** START OF Raw data **

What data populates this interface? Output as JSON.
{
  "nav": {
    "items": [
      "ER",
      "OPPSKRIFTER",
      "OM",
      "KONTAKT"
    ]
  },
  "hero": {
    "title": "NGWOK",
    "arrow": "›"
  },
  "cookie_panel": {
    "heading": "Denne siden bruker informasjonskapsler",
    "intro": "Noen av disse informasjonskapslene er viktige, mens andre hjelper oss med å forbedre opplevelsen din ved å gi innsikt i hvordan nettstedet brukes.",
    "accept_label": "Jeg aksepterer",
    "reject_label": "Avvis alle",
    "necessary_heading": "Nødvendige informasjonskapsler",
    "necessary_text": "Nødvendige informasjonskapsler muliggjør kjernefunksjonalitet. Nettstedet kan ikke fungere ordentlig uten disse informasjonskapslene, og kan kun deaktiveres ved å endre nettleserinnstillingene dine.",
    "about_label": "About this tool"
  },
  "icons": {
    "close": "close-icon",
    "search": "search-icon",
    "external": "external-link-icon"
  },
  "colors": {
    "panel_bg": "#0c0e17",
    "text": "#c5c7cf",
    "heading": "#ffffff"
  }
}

** END OF Raw data **

* _Instructions to follow_:
Set down all of the data above, word for word.

* _Output for this task_:
What data populates this interface? Output as JSON.
{
  "nav": {
    "items": [
      "ER",
      "OPPSKRIFTER",
      "OM",
      "KONTAKT"
    ]
  },
  "hero": {
    "title": "NGWOK",
    "arrow": "›"
  },
  "cookie_panel": {
    "heading": "Denne siden bruker informasjonskapsler",
    "intro": "Noen av disse informasjonskapslene er viktige, mens andre hjelper oss med å forbedre opplevelsen din ved å gi innsikt i hvordan nettstedet brukes.",
    "accept_label": "Jeg aksepterer",
    "reject_label": "Avvis alle",
    "necessary_heading": "Nødvendige informasjonskapsler",
    "necessary_text": "Nødvendige informasjonskapsler muliggjør kjernefunksjonalitet. Nettstedet kan ikke fungere ordentlig uten disse informasjonskapslene, og kan kun deaktiveres ved å endre nettleserinnstillingene dine.",
    "about_label": "About this tool"
  },
  "icons": {
    "close": "close-icon",
    "search": "search-icon",
    "external": "external-link-icon"
  },
  "colors": {
    "panel_bg": "#0c0e17",
    "text": "#c5c7cf",
    "heading": "#ffffff"
  }
}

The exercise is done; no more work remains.